**TASK TO CARRY OUT**
Look through the material below. Copy each line that contains the string "быть".

* START *

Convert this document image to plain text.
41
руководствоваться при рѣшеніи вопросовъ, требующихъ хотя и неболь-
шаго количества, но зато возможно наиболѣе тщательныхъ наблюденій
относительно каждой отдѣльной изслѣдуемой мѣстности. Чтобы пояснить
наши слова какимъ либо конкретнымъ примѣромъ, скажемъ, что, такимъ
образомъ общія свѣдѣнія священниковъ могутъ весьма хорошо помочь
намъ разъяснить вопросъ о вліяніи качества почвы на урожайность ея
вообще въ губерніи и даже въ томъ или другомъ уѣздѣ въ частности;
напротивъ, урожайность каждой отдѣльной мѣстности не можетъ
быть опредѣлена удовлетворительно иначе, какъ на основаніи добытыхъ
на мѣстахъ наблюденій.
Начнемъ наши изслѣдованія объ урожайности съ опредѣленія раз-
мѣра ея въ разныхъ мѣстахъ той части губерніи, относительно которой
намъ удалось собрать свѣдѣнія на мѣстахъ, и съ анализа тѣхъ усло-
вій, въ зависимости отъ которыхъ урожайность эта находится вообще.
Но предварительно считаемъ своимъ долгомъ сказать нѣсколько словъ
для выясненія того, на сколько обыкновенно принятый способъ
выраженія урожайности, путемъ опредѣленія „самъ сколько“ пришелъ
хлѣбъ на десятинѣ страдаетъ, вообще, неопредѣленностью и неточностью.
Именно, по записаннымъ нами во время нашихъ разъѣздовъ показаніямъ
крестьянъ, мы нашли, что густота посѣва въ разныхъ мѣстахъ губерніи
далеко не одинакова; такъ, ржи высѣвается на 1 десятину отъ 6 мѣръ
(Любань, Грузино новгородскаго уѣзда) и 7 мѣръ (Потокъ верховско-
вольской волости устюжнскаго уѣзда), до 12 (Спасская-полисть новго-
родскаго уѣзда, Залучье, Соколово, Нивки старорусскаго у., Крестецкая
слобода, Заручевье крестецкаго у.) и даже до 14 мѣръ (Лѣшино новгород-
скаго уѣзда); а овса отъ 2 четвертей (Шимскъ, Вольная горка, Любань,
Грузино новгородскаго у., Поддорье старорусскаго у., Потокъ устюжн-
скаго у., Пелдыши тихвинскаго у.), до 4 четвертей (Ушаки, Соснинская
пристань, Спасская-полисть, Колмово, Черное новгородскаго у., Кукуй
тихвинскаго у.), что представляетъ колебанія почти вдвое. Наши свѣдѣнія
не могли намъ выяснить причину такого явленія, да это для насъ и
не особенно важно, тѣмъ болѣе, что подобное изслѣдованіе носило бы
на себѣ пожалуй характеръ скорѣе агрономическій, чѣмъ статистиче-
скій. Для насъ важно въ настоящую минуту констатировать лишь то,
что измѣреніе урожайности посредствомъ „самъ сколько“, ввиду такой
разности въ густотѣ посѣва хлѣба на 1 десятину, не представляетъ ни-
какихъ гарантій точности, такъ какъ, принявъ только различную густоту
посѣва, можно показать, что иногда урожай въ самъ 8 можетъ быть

* END *

**IN RESPONSE**
быть опредѣлена удовлетворительно иначе, какъ на основаніи добытыхъ
посѣва, можно показать, что иногда урожай въ самъ 8 можетъ быть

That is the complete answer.